What to work on
The records below must be retyped exactly.

[Stored data]
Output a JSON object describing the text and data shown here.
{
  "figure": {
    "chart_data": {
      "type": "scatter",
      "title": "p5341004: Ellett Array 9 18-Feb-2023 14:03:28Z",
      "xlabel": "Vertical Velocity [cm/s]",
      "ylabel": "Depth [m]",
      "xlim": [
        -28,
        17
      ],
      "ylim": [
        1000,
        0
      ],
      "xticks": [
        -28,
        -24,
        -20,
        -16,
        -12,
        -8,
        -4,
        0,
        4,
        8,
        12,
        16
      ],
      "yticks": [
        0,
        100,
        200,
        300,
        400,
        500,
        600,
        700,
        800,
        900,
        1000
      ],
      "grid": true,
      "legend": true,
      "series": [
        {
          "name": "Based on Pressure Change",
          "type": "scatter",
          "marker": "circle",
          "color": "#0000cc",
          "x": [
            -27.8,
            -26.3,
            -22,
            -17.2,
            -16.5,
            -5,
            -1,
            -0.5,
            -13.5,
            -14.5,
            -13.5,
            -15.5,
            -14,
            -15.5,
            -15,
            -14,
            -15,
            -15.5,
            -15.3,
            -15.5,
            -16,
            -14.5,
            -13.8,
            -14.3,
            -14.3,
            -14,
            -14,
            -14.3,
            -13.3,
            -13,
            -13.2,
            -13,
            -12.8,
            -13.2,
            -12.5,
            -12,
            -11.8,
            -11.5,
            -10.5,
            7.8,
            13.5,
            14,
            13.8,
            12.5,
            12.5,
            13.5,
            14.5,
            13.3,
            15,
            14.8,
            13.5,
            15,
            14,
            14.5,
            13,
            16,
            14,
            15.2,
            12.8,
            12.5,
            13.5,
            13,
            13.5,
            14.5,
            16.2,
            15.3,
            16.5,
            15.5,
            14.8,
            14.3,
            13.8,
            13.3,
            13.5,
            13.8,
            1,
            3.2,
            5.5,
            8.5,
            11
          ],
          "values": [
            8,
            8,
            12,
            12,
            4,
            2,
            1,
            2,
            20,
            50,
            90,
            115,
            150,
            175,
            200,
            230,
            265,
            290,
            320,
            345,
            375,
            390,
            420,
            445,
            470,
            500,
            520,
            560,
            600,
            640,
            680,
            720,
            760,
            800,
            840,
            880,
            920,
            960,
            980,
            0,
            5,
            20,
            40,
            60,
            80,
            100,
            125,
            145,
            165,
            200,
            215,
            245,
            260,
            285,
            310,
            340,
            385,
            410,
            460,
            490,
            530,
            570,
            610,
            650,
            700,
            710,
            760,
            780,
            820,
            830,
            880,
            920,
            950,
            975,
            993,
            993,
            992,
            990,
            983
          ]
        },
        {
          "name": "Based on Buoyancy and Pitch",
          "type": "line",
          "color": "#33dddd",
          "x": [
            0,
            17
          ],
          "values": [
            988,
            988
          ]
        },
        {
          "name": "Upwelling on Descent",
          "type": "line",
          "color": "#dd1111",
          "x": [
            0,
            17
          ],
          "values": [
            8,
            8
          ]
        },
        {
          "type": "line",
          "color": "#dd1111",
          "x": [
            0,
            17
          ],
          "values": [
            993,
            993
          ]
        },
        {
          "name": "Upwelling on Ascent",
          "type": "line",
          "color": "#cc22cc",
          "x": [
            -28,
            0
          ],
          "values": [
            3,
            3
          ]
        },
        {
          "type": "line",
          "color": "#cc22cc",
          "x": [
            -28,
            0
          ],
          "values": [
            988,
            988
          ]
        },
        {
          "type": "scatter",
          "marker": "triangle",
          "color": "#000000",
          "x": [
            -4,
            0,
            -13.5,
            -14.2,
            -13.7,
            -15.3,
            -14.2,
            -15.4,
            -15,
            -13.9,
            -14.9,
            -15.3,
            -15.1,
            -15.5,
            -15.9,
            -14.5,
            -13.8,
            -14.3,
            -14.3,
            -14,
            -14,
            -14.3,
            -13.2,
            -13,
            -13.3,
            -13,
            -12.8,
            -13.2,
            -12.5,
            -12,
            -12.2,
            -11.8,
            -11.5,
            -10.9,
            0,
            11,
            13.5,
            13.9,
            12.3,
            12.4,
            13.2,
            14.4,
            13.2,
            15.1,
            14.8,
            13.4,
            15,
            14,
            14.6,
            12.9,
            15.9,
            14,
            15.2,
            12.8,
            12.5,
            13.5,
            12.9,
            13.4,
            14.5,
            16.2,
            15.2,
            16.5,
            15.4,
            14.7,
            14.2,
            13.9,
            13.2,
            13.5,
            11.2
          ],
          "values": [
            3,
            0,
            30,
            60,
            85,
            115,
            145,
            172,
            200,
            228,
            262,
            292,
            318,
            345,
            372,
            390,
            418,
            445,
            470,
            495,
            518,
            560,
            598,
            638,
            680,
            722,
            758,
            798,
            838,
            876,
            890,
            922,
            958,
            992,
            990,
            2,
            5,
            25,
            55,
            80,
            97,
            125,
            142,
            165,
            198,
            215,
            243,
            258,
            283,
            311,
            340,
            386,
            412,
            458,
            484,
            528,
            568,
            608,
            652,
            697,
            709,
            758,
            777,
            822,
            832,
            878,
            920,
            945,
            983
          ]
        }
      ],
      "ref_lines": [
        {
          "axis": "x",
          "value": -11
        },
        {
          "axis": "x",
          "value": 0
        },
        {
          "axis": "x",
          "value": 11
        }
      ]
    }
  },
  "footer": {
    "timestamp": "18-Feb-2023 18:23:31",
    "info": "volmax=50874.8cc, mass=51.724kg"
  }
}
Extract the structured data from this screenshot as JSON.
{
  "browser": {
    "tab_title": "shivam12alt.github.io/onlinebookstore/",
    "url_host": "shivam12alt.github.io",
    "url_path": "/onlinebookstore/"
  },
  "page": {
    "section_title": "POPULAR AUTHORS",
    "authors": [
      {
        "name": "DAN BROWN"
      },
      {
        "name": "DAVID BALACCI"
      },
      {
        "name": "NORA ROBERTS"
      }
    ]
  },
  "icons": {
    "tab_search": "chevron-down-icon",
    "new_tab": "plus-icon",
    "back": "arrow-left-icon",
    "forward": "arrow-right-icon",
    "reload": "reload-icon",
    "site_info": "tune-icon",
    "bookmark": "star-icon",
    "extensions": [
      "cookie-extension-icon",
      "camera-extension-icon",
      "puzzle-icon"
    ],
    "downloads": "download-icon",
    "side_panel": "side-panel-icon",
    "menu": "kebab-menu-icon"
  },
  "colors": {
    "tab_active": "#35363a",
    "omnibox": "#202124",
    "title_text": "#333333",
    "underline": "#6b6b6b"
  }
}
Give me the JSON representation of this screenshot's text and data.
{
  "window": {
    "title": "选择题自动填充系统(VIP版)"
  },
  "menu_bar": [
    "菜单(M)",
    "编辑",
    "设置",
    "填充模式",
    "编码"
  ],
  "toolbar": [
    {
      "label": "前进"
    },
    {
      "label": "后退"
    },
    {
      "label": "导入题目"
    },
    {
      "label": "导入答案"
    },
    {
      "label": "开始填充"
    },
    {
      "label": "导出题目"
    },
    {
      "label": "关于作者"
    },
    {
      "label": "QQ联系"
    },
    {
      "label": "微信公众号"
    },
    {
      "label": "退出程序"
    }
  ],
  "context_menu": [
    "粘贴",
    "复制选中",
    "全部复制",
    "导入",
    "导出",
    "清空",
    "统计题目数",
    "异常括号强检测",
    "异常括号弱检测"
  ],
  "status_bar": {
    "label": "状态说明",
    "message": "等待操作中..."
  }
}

Exercise result
Output a JSON object describing the text and data shown here.
{
  "figure": {
    "chart_data": {
      "type": "scatter",
      "title": "p5341004: Ellett Array 9 18-Feb-2023 14:03:28Z",
      "xlabel": "Vertical Velocity [cm/s]",
      "ylabel": "Depth [m]",
      "xlim": [
        -28,
        17
      ],
      "ylim": [
        1000,
        0
      ],
      "xticks": [
        -28,
        -24,
        -20,
        -16,
        -12,
        -8,
        -4,
        0,
        4,
        8,
        12,
        16
      ],
      "yticks": [
        0,
        100,
        200,
        300,
        400,
        500,
        600,
        700,
        800,
        900,
        1000
      ],
      "grid": true,
      "legend": true,
      "series": [
        {
          "name": "Based on Pressure Change",
          "type": "scatter",
          "marker": "circle",
          "color": "#0000cc",
          "x": [
            -27.8,
            -26.3,
            -22,
            -17.2,
            -16.5,
            -5,
            -1,
            -0.5,
            -13.5,
            -14.5,
            -13.5,
            -15.5,
            -14,
            -15.5,
            -15,
            -14,
            -15,
            -15.5,
            -15.3,
            -15.5,
            -16,
            -14.5,
            -13.8,
            -14.3,
            -14.3,
            -14,
            -14,
            -14.3,
            -13.3,
            -13,
            -13.2,
            -13,
            -12.8,
            -13.2,
            -12.5,
            -12,
            -11.8,
            -11.5,
            -10.5,
            7.8,
            13.5,
            14,
            13.8,
            12.5,
            12.5,
            13.5,
            14.5,
            13.3,
            15,
            14.8,
            13.5,
            15,
            14,
            14.5,
            13,
            16,
            14,
            15.2,
            12.8,
            12.5,
            13.5,
            13,
            13.5,
            14.5,
            16.2,
            15.3,
            16.5,
            15.5,
            14.8,
            14.3,
            13.8,
            13.3,
            13.5,
            13.8,
            1,
            3.2,
            5.5,
            8.5,
            11
          ],
          "values": [
            8,
            8,
            12,
            12,
            4,
            2,
            1,
            2,
            20,
            50,
            90,
            115,
            150,
            175,
            200,
            230,
            265,
            290,
            320,
            345,
            375,
            390,
            420,
            445,
            470,
            500,
            520,
            560,
            600,
            640,
            680,
            720,
            760,
            800,
            840,
            880,
            920,
            960,
            980,
            0,
            5,
            20,
            40,
            60,
            80,
            100,
            125,
            145,
            165,
            200,
            215,
            245,
            260,
            285,
            310,
            340,
            385,
            410,
            460,
            490,
            530,
            570,
            610,
            650,
            700,
            710,
            760,
            780,
            820,
            830,
            880,
            920,
            950,
            975,
            993,
            993,
            992,
            990,
            983
          ]
        },
        {
          "name": "Based on Buoyancy and Pitch",
          "type": "line",
          "color": "#33dddd",
          "x": [
            0,
            17
          ],
          "values": [
            988,
            988
          ]
        },
        {
          "name": "Upwelling on Descent",
          "type": "line",
          "color": "#dd1111",
          "x": [
            0,
            17
          ],
          "values": [
            8,
            8
          ]
        },
        {
          "type": "line",
          "color": "#dd1111",
          "x": [
            0,
            17
          ],
          "values": [
            993,
            993
          ]
        },
        {
          "name": "Upwelling on Ascent",
          "type": "line",
          "color": "#cc22cc",
          "x": [
            -28,
            0
          ],
          "values": [
            3,
            3
          ]
        },
        {
          "type": "line",
          "color": "#cc22cc",
          "x": [
            -28,
            0
          ],
          "values": [
            988,
            988
          ]
        },
        {
          "type": "scatter",
          "marker": "triangle",
          "color": "#000000",
          "x": [
            -4,
            0,
            -13.5,
            -14.2,
            -13.7,
            -15.3,
            -14.2,
            -15.4,
            -15,
            -13.9,
            -14.9,
            -15.3,
            -15.1,
            -15.5,
            -15.9,
            -14.5,
            -13.8,
            -14.3,
            -14.3,
            -14,
            -14,
            -14.3,
            -13.2,
            -13,
            -13.3,
            -13,
            -12.8,
            -13.2,
            -12.5,
            -12,
            -12.2,
            -11.8,
            -11.5,
            -10.9,
            0,
            11,
            13.5,
            13.9,
            12.3,
            12.4,
            13.2,
            14.4,
            13.2,
            15.1,
            14.8,
            13.4,
            15,
            14,
            14.6,
            12.9,
            15.9,
            14,
            15.2,
            12.8,
            12.5,
            13.5,
            12.9,
            13.4,
            14.5,
            16.2,
            15.2,
            16.5,
            15.4,
            14.7,
            14.2,
            13.9,
            13.2,
            13.5,
            11.2
          ],
          "values": [
            3,
            0,
            30,
            60,
            85,
            115,
            145,
            172,
            200,
            228,
            262,
            292,
            318,
            345,
            372,
            390,
            418,
            445,
            470,
            495,
            518,
            560,
            598,
            638,
            680,
            722,
            758,
            798,
            838,
            876,
            890,
            922,
            958,
            992,
            990,
            2,
            5,
            25,
            55,
            80,
            97,
            125,
            142,
            165,
            198,
            215,
            243,
            258,
            283,
            311,
            340,
            386,
            412,
            458,
            484,
            528,
            568,
            608,
            652,
            697,
            709,
            758,
            777,
            822,
            832,
            878,
            920,
            945,
            983
          ]
        }
      ],
      "ref_lines": [
        {
          "axis": "x",
          "value": -11
        },
        {
          "axis": "x",
          "value": 0
        },
        {
          "axis": "x",
          "value": 11
        }
      ]
    }
  },
  "footer": {
    "timestamp": "18-Feb-2023 18:23:31",
    "info": "volmax=50874.8cc, mass=51.724kg"
  }
}
Extract the structured data from this screenshot as JSON.
{
  "browser": {
    "tab_title": "shivam12alt.github.io/onlinebookstore/",
    "url_host": "shivam12alt.github.io",
    "url_path": "/onlinebookstore/"
  },
  "page": {
    "section_title": "POPULAR AUTHORS",
    "authors": [
      {
        "name": "DAN BROWN"
      },
      {
        "name": "DAVID BALACCI"
      },
      {
        "name": "NORA ROBERTS"
      }
    ]
  },
  "icons": {
    "tab_search": "chevron-down-icon",
    "new_tab": "plus-icon",
    "back": "arrow-left-icon",
    "forward": "arrow-right-icon",
    "reload": "reload-icon",
    "site_info": "tune-icon",
    "bookmark": "star-icon",
    "extensions": [
      "cookie-extension-icon",
      "camera-extension-icon",
      "puzzle-icon"
    ],
    "downloads": "download-icon",
    "side_panel": "side-panel-icon",
    "menu": "kebab-menu-icon"
  },
  "colors": {
    "tab_active": "#35363a",
    "omnibox": "#202124",
    "title_text": "#333333",
    "underline": "#6b6b6b"
  }
}
Give me the JSON representation of this screenshot's text and data.
{
  "window": {
    "title": "选择题自动填充系统(VIP版)"
  },
  "menu_bar": [
    "菜单(M)",
    "编辑",
    "设置",
    "填充模式",
    "编码"
  ],
  "toolbar": [
    {
      "label": "前进"
    },
    {
      "label": "后退"
    },
    {
      "label": "导入题目"
    },
    {
      "label": "导入答案"
    },
    {
      "label": "开始填充"
    },
    {
      "label": "导出题目"
    },
    {
      "label": "关于作者"
    },
    {
      "label": "QQ联系"
    },
    {
      "label": "微信公众号"
    },
    {
      "label": "退出程序"
    }
  ],
  "context_menu": [
    "粘贴",
    "复制选中",
    "全部复制",
    "导入",
    "导出",
    "清空",
    "统计题目数",
    "异常括号强检测",
    "异常括号弱检测"
  ],
  "status_bar": {
    "label": "状态说明",
    "message": "等待操作中..."
  }
}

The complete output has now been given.